Rows from a figure dataset

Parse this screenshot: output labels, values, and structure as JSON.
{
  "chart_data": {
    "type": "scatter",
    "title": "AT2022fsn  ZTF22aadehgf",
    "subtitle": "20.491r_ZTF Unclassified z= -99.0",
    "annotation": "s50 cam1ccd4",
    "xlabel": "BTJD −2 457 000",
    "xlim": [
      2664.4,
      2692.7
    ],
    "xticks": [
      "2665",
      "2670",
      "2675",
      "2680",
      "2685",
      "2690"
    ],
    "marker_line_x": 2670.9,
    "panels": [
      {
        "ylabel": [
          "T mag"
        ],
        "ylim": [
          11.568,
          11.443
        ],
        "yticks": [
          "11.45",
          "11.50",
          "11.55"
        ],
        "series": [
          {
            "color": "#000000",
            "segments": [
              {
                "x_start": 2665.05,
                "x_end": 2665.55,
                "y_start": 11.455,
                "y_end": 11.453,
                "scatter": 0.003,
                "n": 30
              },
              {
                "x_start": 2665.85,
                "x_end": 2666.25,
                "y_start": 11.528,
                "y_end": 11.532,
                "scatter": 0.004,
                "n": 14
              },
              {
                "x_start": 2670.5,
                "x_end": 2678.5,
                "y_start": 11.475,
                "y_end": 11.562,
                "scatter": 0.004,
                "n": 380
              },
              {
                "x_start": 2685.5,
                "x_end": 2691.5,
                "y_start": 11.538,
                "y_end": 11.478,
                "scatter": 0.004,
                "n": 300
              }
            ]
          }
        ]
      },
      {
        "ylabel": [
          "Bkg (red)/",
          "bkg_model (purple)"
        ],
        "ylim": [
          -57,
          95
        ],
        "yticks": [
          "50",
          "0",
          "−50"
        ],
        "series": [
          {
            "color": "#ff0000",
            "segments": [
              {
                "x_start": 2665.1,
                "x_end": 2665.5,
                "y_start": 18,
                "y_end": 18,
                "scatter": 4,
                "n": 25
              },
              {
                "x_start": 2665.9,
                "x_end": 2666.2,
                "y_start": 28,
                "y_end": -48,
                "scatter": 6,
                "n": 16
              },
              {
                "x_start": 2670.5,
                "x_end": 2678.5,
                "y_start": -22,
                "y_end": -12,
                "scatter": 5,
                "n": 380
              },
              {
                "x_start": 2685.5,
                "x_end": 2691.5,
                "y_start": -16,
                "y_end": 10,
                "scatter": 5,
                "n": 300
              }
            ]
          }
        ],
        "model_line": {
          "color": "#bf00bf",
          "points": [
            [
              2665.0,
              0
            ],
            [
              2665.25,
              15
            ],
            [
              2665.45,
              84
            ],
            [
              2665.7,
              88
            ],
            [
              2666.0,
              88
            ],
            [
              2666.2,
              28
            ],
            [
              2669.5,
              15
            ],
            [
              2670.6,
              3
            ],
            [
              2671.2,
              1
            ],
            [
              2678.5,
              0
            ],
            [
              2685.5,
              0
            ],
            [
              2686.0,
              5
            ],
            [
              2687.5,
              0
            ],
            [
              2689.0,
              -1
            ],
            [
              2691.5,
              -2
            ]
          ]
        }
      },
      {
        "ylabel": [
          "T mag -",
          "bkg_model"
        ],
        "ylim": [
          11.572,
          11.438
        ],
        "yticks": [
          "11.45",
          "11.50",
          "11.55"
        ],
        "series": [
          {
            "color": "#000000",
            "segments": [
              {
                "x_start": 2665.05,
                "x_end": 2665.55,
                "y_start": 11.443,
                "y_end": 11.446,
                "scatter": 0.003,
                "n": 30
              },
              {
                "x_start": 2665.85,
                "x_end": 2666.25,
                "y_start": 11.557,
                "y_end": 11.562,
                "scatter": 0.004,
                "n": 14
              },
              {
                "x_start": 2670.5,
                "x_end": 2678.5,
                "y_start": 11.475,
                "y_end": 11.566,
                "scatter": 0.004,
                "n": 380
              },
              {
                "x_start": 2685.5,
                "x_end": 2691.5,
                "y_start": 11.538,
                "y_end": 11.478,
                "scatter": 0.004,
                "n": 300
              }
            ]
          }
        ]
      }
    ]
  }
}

### DIRECTIONS FOR THIS TASK
Retype every record above exactly as it appears.

### OUTPUT FOR THIS TASK
Parse this screenshot: output labels, values, and structure as JSON.
{
  "chart_data": {
    "type": "scatter",
    "title": "AT2022fsn  ZTF22aadehgf",
    "subtitle": "20.491r_ZTF Unclassified z= -99.0",
    "annotation": "s50 cam1ccd4",
    "xlabel": "BTJD −2 457 000",
    "xlim": [
      2664.4,
      2692.7
    ],
    "xticks": [
      "2665",
      "2670",
      "2675",
      "2680",
      "2685",
      "2690"
    ],
    "marker_line_x": 2670.9,
    "panels": [
      {
        "ylabel": [
          "T mag"
        ],
        "ylim": [
          11.568,
          11.443
        ],
        "yticks": [
          "11.45",
          "11.50",
          "11.55"
        ],
        "series": [
          {
            "color": "#000000",
            "segments": [
              {
                "x_start": 2665.05,
                "x_end": 2665.55,
                "y_start": 11.455,
                "y_end": 11.453,
                "scatter": 0.003,
                "n": 30
              },
              {
                "x_start": 2665.85,
                "x_end": 2666.25,
                "y_start": 11.528,
                "y_end": 11.532,
                "scatter": 0.004,
                "n": 14
              },
              {
                "x_start": 2670.5,
                "x_end": 2678.5,
                "y_start": 11.475,
                "y_end": 11.562,
                "scatter": 0.004,
                "n": 380
              },
              {
                "x_start": 2685.5,
                "x_end": 2691.5,
                "y_start": 11.538,
                "y_end": 11.478,
                "scatter": 0.004,
                "n": 300
              }
            ]
          }
        ]
      },
      {
        "ylabel": [
          "Bkg (red)/",
          "bkg_model (purple)"
        ],
        "ylim": [
          -57,
          95
        ],
        "yticks": [
          "50",
          "0",
          "−50"
        ],
        "series": [
          {
            "color": "#ff0000",
            "segments": [
              {
                "x_start": 2665.1,
                "x_end": 2665.5,
                "y_start": 18,
                "y_end": 18,
                "scatter": 4,
                "n": 25
              },
              {
                "x_start": 2665.9,
                "x_end": 2666.2,
                "y_start": 28,
                "y_end": -48,
                "scatter": 6,
                "n": 16
              },
              {
                "x_start": 2670.5,
                "x_end": 2678.5,
                "y_start": -22,
                "y_end": -12,
                "scatter": 5,
                "n": 380
              },
              {
                "x_start": 2685.5,
                "x_end": 2691.5,
                "y_start": -16,
                "y_end": 10,
                "scatter": 5,
                "n": 300
              }
            ]
          }
        ],
        "model_line": {
          "color": "#bf00bf",
          "points": [
            [
              2665.0,
              0
            ],
            [
              2665.25,
              15
            ],
            [
              2665.45,
              84
            ],
            [
              2665.7,
              88
            ],
            [
              2666.0,
              88
            ],
            [
              2666.2,
              28
            ],
            [
              2669.5,
              15
            ],
            [
              2670.6,
              3
            ],
            [
              2671.2,
              1
            ],
            [
              2678.5,
              0
            ],
            [
              2685.5,
              0
            ],
            [
              2686.0,
              5
            ],
            [
              2687.5,
              0
            ],
            [
              2689.0,
              -1
            ],
            [
              2691.5,
              -2
            ]
          ]
        }
      },
      {
        "ylabel": [
          "T mag -",
          "bkg_model"
        ],
        "ylim": [
          11.572,
          11.438
        ],
        "yticks": [
          "11.45",
          "11.50",
          "11.55"
        ],
        "series": [
          {
            "color": "#000000",
            "segments": [
              {
                "x_start": 2665.05,
                "x_end": 2665.55,
                "y_start": 11.443,
                "y_end": 11.446,
                "scatter": 0.003,
                "n": 30
              },
              {
                "x_start": 2665.85,
                "x_end": 2666.25,
                "y_start": 11.557,
                "y_end": 11.562,
                "scatter": 0.004,
                "n": 14
              },
              {
                "x_start": 2670.5,
                "x_end": 2678.5,
                "y_start": 11.475,
                "y_end": 11.566,
                "scatter": 0.004,
                "n": 380
              },
              {
                "x_start": 2685.5,
                "x_end": 2691.5,
                "y_start": 11.538,
                "y_end": 11.478,
                "scatter": 0.004,
                "n": 300
              }
            ]
          }
        ]
      }
    ]
  }
}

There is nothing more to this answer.